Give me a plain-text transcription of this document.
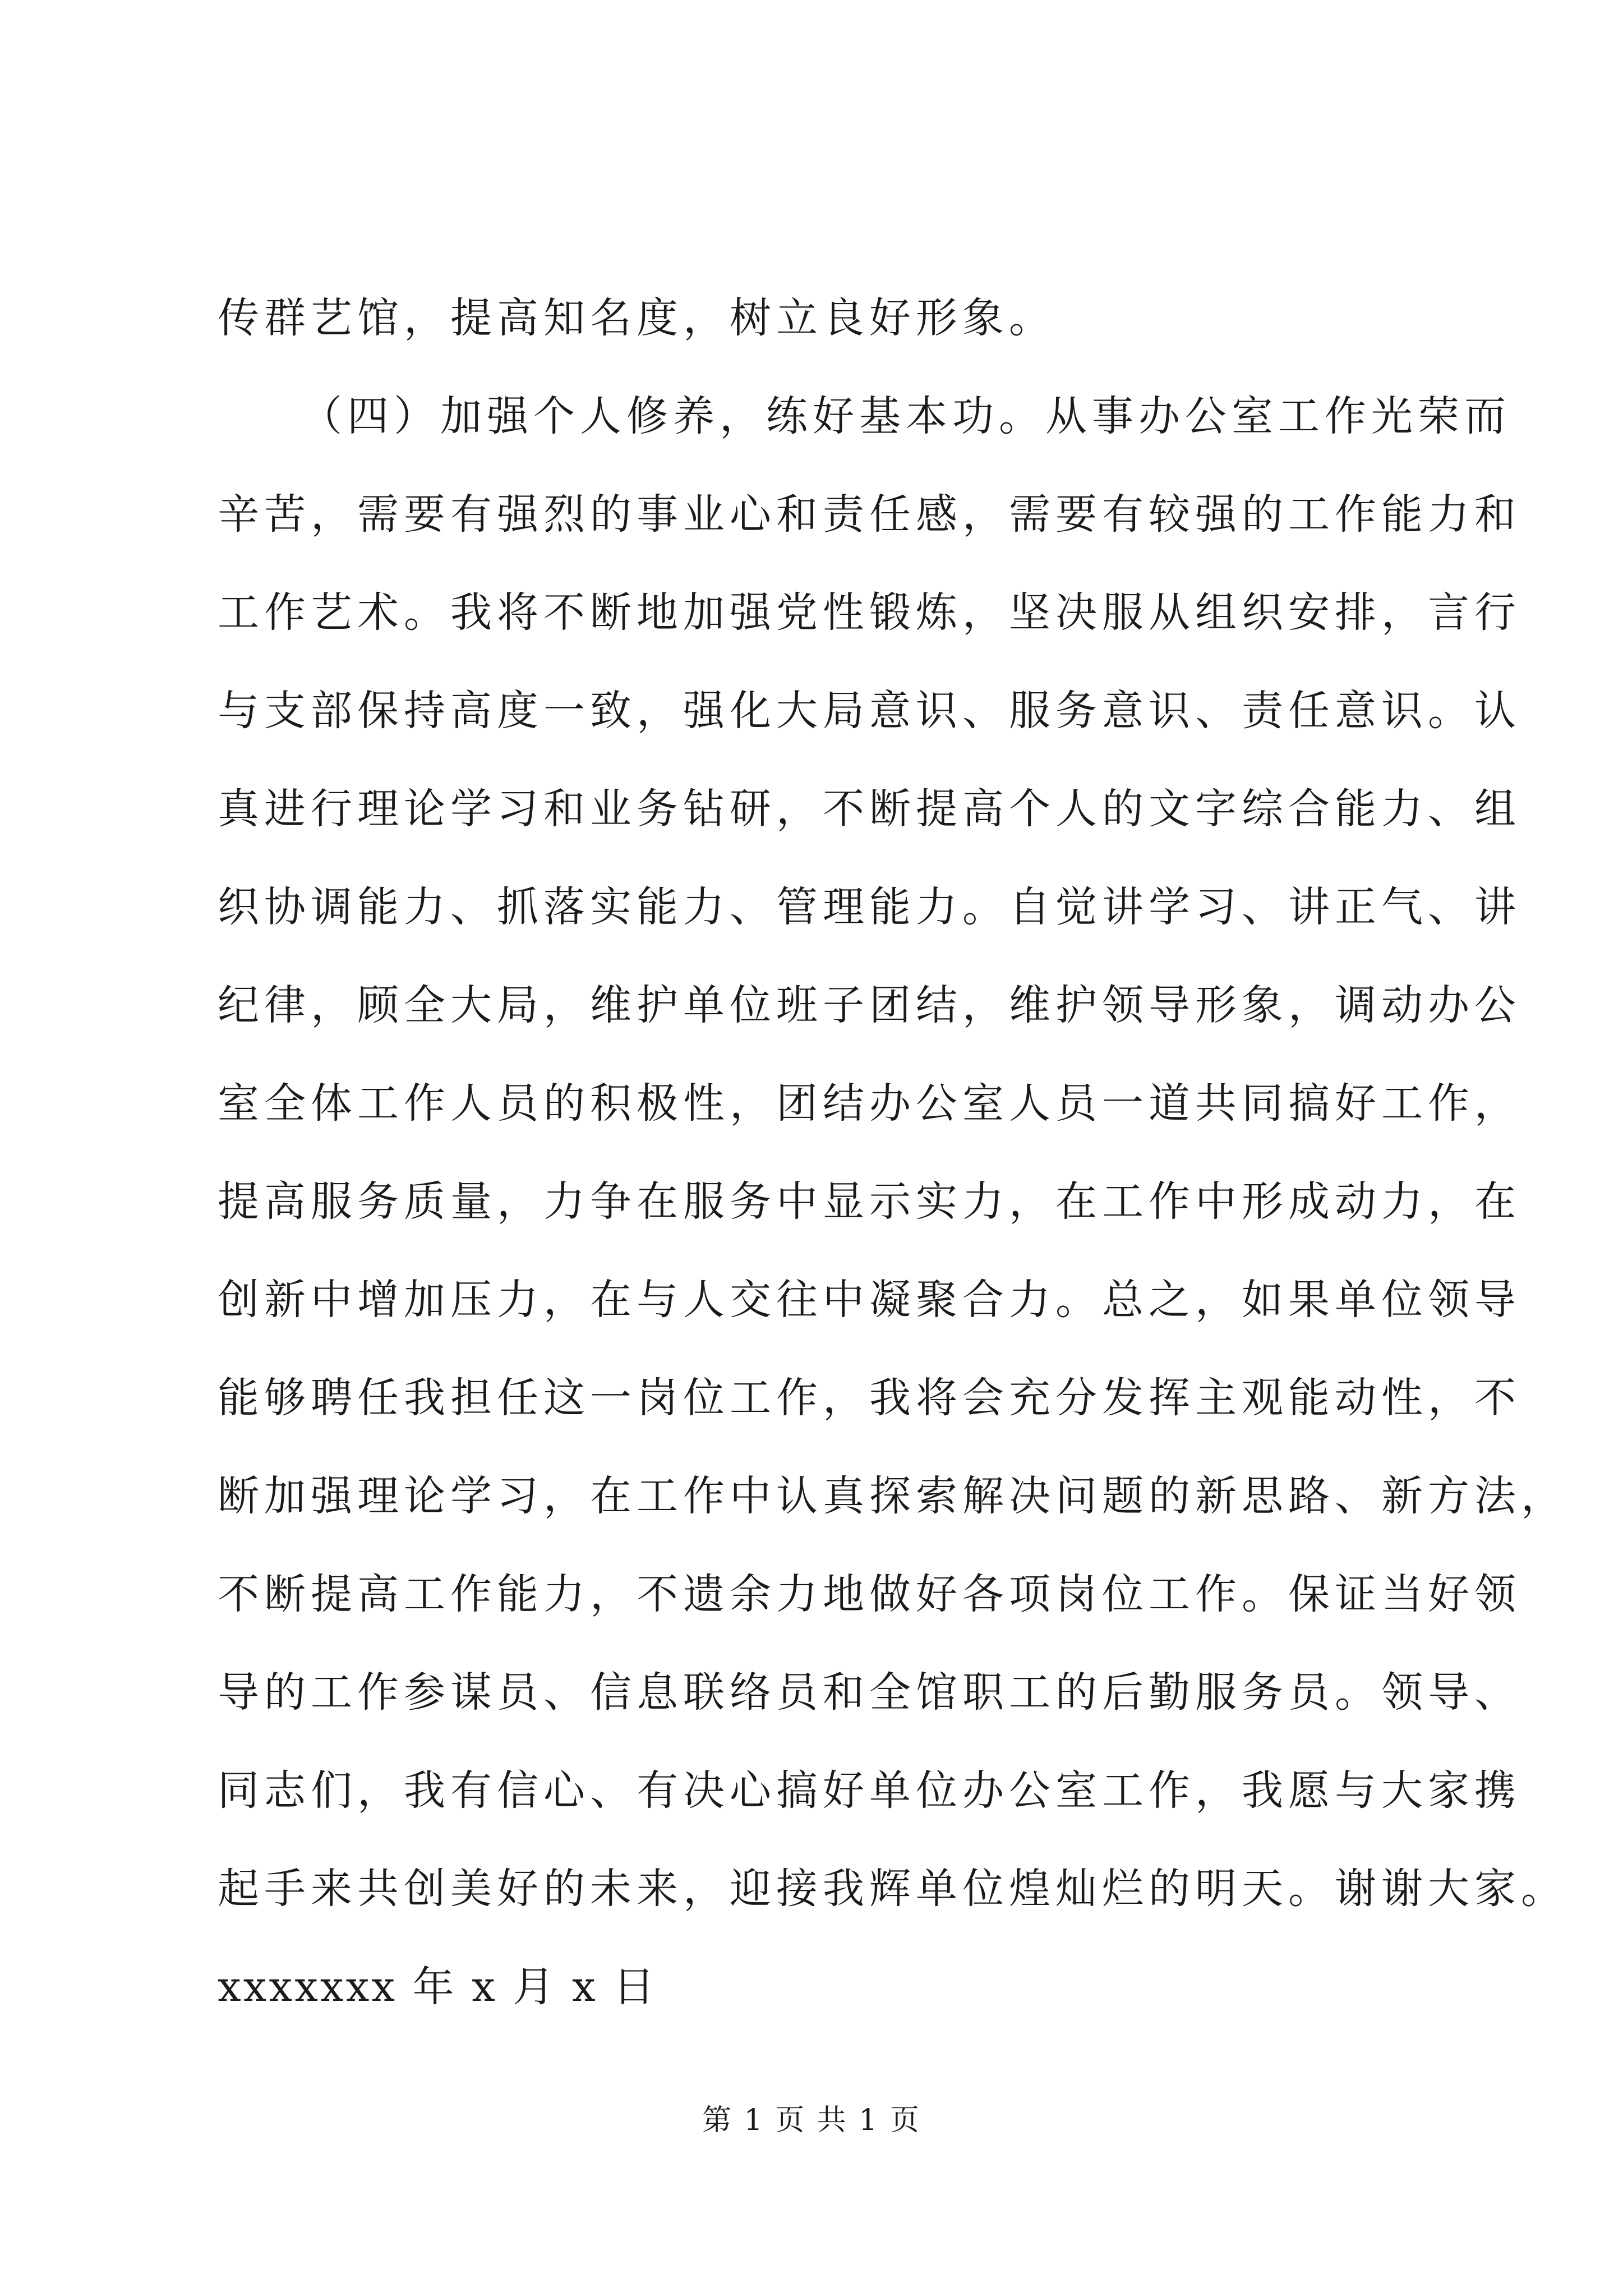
传群艺馆，提高知名度，树立良好形象。
（四）加强个人修养，练好基本功。从事办公室工作光荣而
辛苦，需要有强烈的事业心和责任感，需要有较强的工作能力和
工作艺术。我将不断地加强党性锻炼，坚决服从组织安排，言行
与支部保持高度一致，强化大局意识、服务意识、责任意识。认
真进行理论学习和业务钻研，不断提高个人的文字综合能力、组
织协调能力、抓落实能力、管理能力。自觉讲学习、讲正气、讲
纪律，顾全大局，维护单位班子团结，维护领导形象，调动办公
室全体工作人员的积极性，团结办公室人员一道共同搞好工作，
提高服务质量，力争在服务中显示实力，在工作中形成动力，在
创新中增加压力，在与人交往中凝聚合力。总之，如果单位领导
能够聘任我担任这一岗位工作，我将会充分发挥主观能动性，不
断加强理论学习，在工作中认真探索解决问题的新思路、新方法，
不断提高工作能力，不遗余力地做好各项岗位工作。保证当好领
导的工作参谋员、信息联络员和全馆职工的后勤服务员。领导、
同志们，我有信心、有决心搞好单位办公室工作，我愿与大家携
起手来共创美好的未来，迎接我辉单位煌灿烂的明天。谢谢大家。
xxxxxxx 年 x 月 x 日
第 1 页 共 1 页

**What is required**
Copy the entries exactly. Leave out the images.

**Answer to the exercise**
Give me a plain-text transcription of this document.
传群艺馆，提高知名度，树立良好形象。
（四）加强个人修养，练好基本功。从事办公室工作光荣而
辛苦，需要有强烈的事业心和责任感，需要有较强的工作能力和
工作艺术。我将不断地加强党性锻炼，坚决服从组织安排，言行
与支部保持高度一致，强化大局意识、服务意识、责任意识。认
真进行理论学习和业务钻研，不断提高个人的文字综合能力、组
织协调能力、抓落实能力、管理能力。自觉讲学习、讲正气、讲
纪律，顾全大局，维护单位班子团结，维护领导形象，调动办公
室全体工作人员的积极性，团结办公室人员一道共同搞好工作，
提高服务质量，力争在服务中显示实力，在工作中形成动力，在
创新中增加压力，在与人交往中凝聚合力。总之，如果单位领导
能够聘任我担任这一岗位工作，我将会充分发挥主观能动性，不
断加强理论学习，在工作中认真探索解决问题的新思路、新方法，
不断提高工作能力，不遗余力地做好各项岗位工作。保证当好领
导的工作参谋员、信息联络员和全馆职工的后勤服务员。领导、
同志们，我有信心、有决心搞好单位办公室工作，我愿与大家携
起手来共创美好的未来，迎接我辉单位煌灿烂的明天。谢谢大家。
xxxxxxx 年 x 月 x 日
第 1 页 共 1 页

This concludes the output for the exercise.